▶ [Task objective]
Leaving out the pictures, transcribe all of the records faithfully.

** Start of Recorded data **

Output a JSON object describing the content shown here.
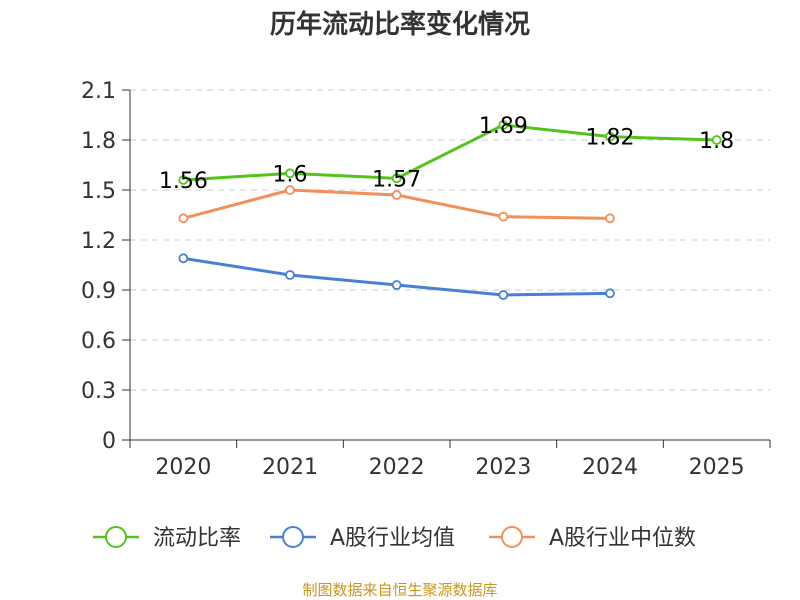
{
  "chart_data": {
    "type": "line",
    "title": "历年流动比率变化情况",
    "categories": [
      "2020",
      "2021",
      "2022",
      "2023",
      "2024",
      "2025"
    ],
    "ylim": [
      0,
      2.1
    ],
    "yticks": [
      "0",
      "0.3",
      "0.6",
      "0.9",
      "1.2",
      "1.5",
      "1.8",
      "2.1"
    ],
    "grid": true,
    "legend_position": "bottom",
    "series": [
      {
        "name": "流动比率",
        "color": "#52c41a",
        "values": [
          1.56,
          1.6,
          1.57,
          1.89,
          1.82,
          1.8
        ],
        "labels": [
          "1.56",
          "1.6",
          "1.57",
          "1.89",
          "1.82",
          "1.8"
        ]
      },
      {
        "name": "A股行业均值",
        "color": "#4a7fd6",
        "values": [
          1.09,
          0.99,
          0.93,
          0.87,
          0.88,
          null
        ]
      },
      {
        "name": "A股行业中位数",
        "color": "#f0905a",
        "values": [
          1.33,
          1.5,
          1.47,
          1.34,
          1.33,
          null
        ]
      }
    ]
  },
  "source": "制图数据来自恒生聚源数据库"
}
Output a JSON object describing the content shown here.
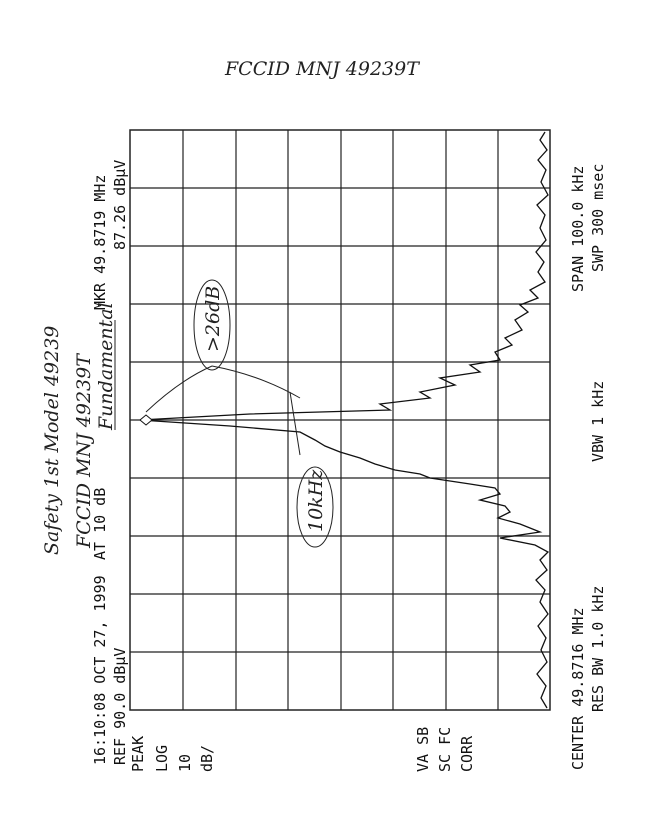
{
  "header": {
    "title": "FCCID MNJ 49239T"
  },
  "handwritten": {
    "product": "Safety 1st Model 49239",
    "fccid": "FCCID MNJ 49239T",
    "fundamental": "Fundamental",
    "suppression": ">26dB",
    "bandwidth": "10kHz"
  },
  "analyzer": {
    "timestamp": "16:10:08 OCT 27, 1999",
    "attenuation": "AT 10 dB",
    "marker_freq": "MKR 49.8719 MHz",
    "reference": "REF 90.0 dBμV",
    "marker_level": "87.26 dBμV",
    "left_labels": [
      "PEAK",
      "LOG",
      "10",
      "dB/"
    ],
    "correction_labels": [
      "VA SB",
      "SC FC",
      "CORR"
    ],
    "center": "CENTER 49.8716 MHz",
    "res_bw": "RES BW 1.0 kHz",
    "vbw": "VBW 1 kHz",
    "span": "SPAN 100.0 kHz",
    "sweep": "SWP 300 msec"
  }
}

** End of Recorded data **

▶ [Solution for this exercise]
Output a JSON object describing the content shown here.
{
  "chart_data": {
    "type": "line",
    "title": "历年流动比率变化情况",
    "categories": [
      "2020",
      "2021",
      "2022",
      "2023",
      "2024",
      "2025"
    ],
    "ylim": [
      0,
      2.1
    ],
    "yticks": [
      "0",
      "0.3",
      "0.6",
      "0.9",
      "1.2",
      "1.5",
      "1.8",
      "2.1"
    ],
    "grid": true,
    "legend_position": "bottom",
    "series": [
      {
        "name": "流动比率",
        "color": "#52c41a",
        "values": [
          1.56,
          1.6,
          1.57,
          1.89,
          1.82,
          1.8
        ],
        "labels": [
          "1.56",
          "1.6",
          "1.57",
          "1.89",
          "1.82",
          "1.8"
        ]
      },
      {
        "name": "A股行业均值",
        "color": "#4a7fd6",
        "values": [
          1.09,
          0.99,
          0.93,
          0.87,
          0.88,
          null
        ]
      },
      {
        "name": "A股行业中位数",
        "color": "#f0905a",
        "values": [
          1.33,
          1.5,
          1.47,
          1.34,
          1.33,
          null
        ]
      }
    ]
  },
  "source": "制图数据来自恒生聚源数据库"
}
Output a JSON object describing the content shown here.
{
  "header": {
    "title": "FCCID MNJ 49239T"
  },
  "handwritten": {
    "product": "Safety 1st Model 49239",
    "fccid": "FCCID MNJ 49239T",
    "fundamental": "Fundamental",
    "suppression": ">26dB",
    "bandwidth": "10kHz"
  },
  "analyzer": {
    "timestamp": "16:10:08 OCT 27, 1999",
    "attenuation": "AT 10 dB",
    "marker_freq": "MKR 49.8719 MHz",
    "reference": "REF 90.0 dBμV",
    "marker_level": "87.26 dBμV",
    "left_labels": [
      "PEAK",
      "LOG",
      "10",
      "dB/"
    ],
    "correction_labels": [
      "VA SB",
      "SC FC",
      "CORR"
    ],
    "center": "CENTER 49.8716 MHz",
    "res_bw": "RES BW 1.0 kHz",
    "vbw": "VBW 1 kHz",
    "span": "SPAN 100.0 kHz",
    "sweep": "SWP 300 msec"
  }
}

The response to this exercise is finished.